Ein höherer Gewinn auf dem Showdown ist jedoch nicht der einzige Vorteil eines kleineren Spielerfeldes. Wenn wir einen Flop mit weniger aktiven Gegenspielern sehen, hilft uns das auch, alle anderen noch vor dem River zu einem Fold zu bewegen, wenn der Flop nicht unbedingt zu unseren Gunsten war und wir uns auf die Fold Equity verlassen. (Fold Equity bedeutet, dass wir den Pot in einer bestimmten Anzahl von Fällen gewinnen, indem wir die Mitspieler dazu bringen, zu passen).
Stell dir einmal vor, du eröffnest mit JTs vom HJ (Hi-Jack) und schaffst es auf diese Art, das Spielerfeld bis auf nur einen Gegenspieler auszudünnen: der Spieler auf dem BB. Der Flop bringt 742r, wir machen einen kleinen Einsatz und der BB passt. Würden hier insgesamt vier Spieler um den Pot spielen (ein Four-Way Pot), würden wir mit Sicherheit weitaus seltener mit einem Einsatz mit Bube hoch auf der Hand so einfach gewinnen. Indem wir das Spielerfeld vor dem Flop verkleinert haben, haben wir dafür gesorgt, dass wir den Pot auch dann verhältnismäßig oft gewinnen können, wenn wir auf dem Board nichts getroffen haben.

**ZU ERLEDIGENDE AUFGABEN:**
• 1. Entnimm dem Text über kleinere Spielerfelder beim Poker wörtlich die Passage, die mit „Ein höherer Gewinn“ beginnt und mit „bringen, zu passen).“ endet.
• 2. Beantworte anhand des Textes über kleinere Spielerfelder beim Poker:
(a) Was bedeutet Fold Equity laut Text?
(b) Mit welcher Hand und von welcher Position wird im Beispiel eröffnet?
(c) Welcher Flop kommt im Beispiel?
• 3. Schreibe den Text über kleinere Spielerfelder beim Poker im Anschluss an seinen letzten Satz weiter.

**VORLIEGENDES MATERIAL:**
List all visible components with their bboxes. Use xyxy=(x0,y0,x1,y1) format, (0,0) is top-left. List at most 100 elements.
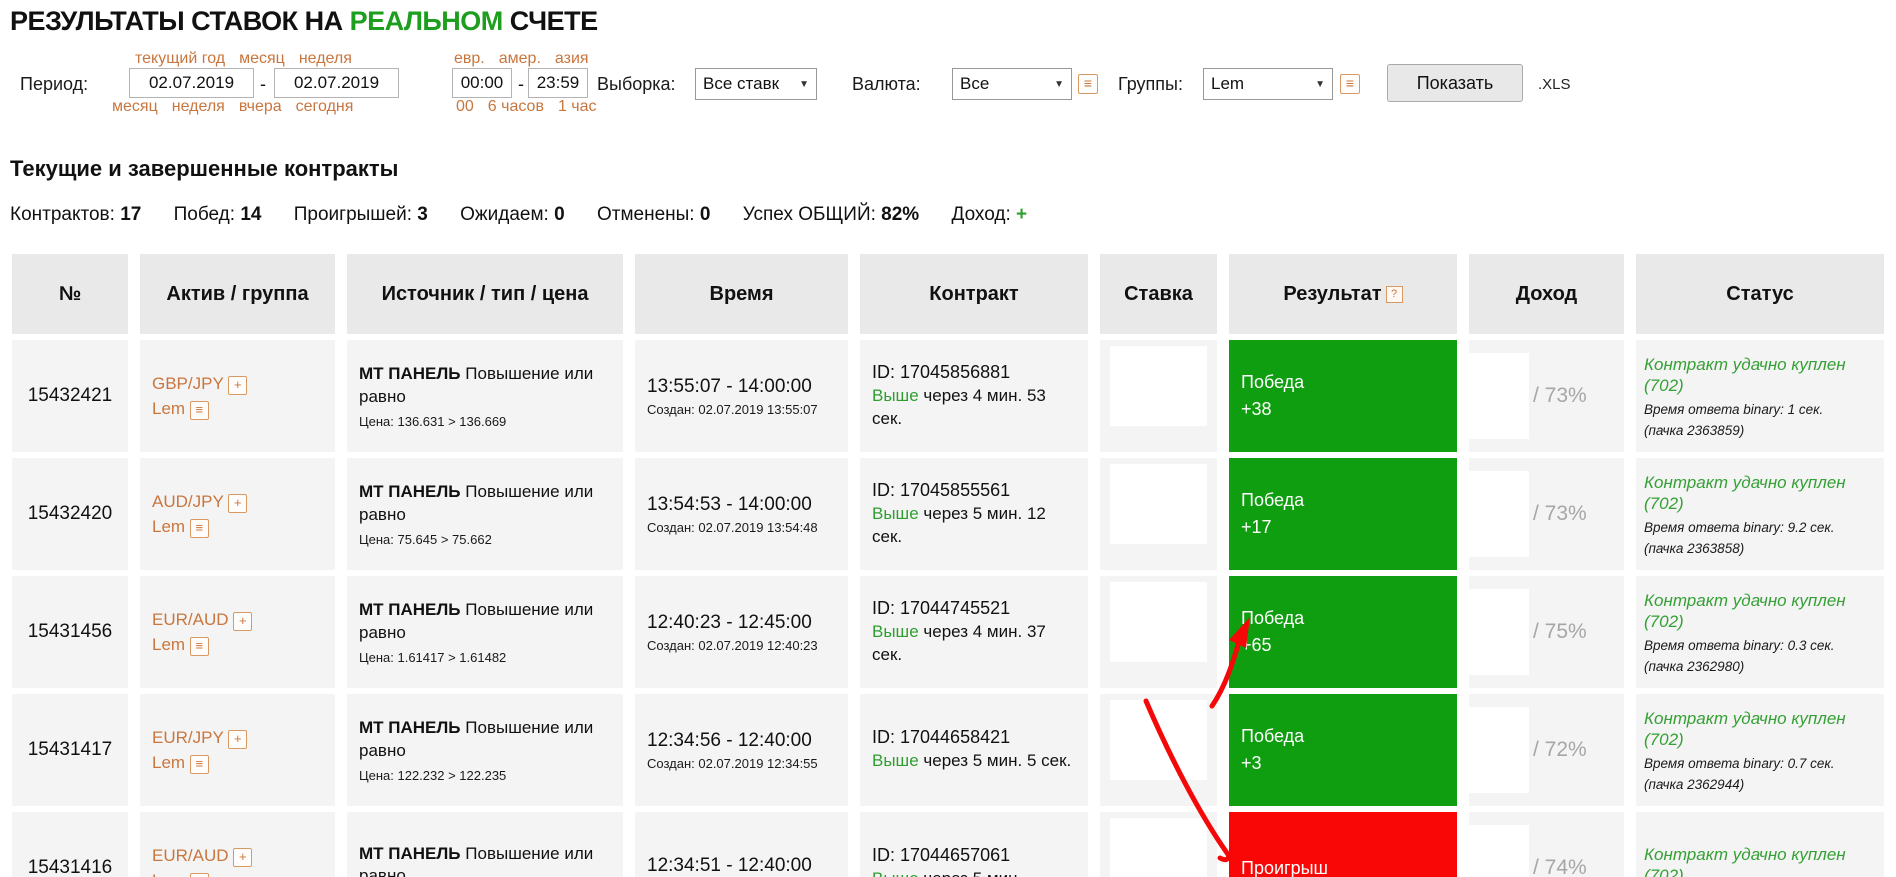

**LÖSUNGEN JE AUFGABE:**
• 1.
Ein höherer Gewinn auf dem Showdown ist jedoch nicht der einzige Vorteil eines kleineren Spielerfeldes. Wenn wir einen Flop mit weniger aktiven Gegenspielern sehen, hilft uns das auch, alle anderen noch vor dem River zu einem Fold zu bewegen, wenn der Flop nicht unbedingt zu unseren Gunsten war und wir uns auf die Fold Equity verlassen. (Fold Equity bedeutet, dass wir den Pot in einer bestimmten Anzahl von Fällen gewinnen, indem wir die Mitspieler dazu bringen, zu passen).

• 2.
(a) Dass man den Pot in einer bestimmten Anzahl von Fällen gewinnt, indem man die Mitspieler dazu bringt, zu passen.
(b) Mit JTs vom HJ (Hi-Jack).
(c) 742r.

• 3.
3. Das Stehlen der Blinds
Eine extremere Form der Verkleinerung des Spielerfeldes ist es, wenn wir es so sehr verkleinern, dass außer uns kein anderer Spieler übrig ist. In diesem Fall gewinnen wir die Blinds, was auf kurze Sicht nichts Besonderes ist, es uns jedoch ermöglicht, langfristig für eine anständige Gewinnrate (Win-Rate) zu sorgen. Indem wir sehr häufig ganz kleine Pots gewinnen, verhindern wir, dass die Blinds unseren Chipstack, die essentielle Grundlage für unser Pokerspiel, auffressen. Bei 6-Max Cash Games sitzen wir wesentlich häufiger in den Blinds als in Full Ring-Spielen und sind viel öfter in der richtigen Position, um die Blinds zu stehlen. Deshalb ist eine weite Opening Range unerlässlich.
Mathematisch gesehen haben wir sehr gute Chancen, auf dem Button mit Blättern wie K6s die Blinds zu stehlen – wir haben also einen guten Erwartungswert (EV). Wenn wir mit 2,5 BB eröffnen, riskieren wir 2,5 BB, um 1,5 BB zu gewinnen. Nehmen wir einmal an, wir würden auf dem Flop jedes Mal passen, wenn wir einen Call bekommen. Dies wäre eine schreckliche Strategie, doch müsste unser Versuch zu stehlen (unser Steal) immer noch nur in 2,5 von 4 Fällen (2,5 + 1,5), also in 62,5% aller Fälle, Erfolg haben, damit wir auf plus/minus Null kommen.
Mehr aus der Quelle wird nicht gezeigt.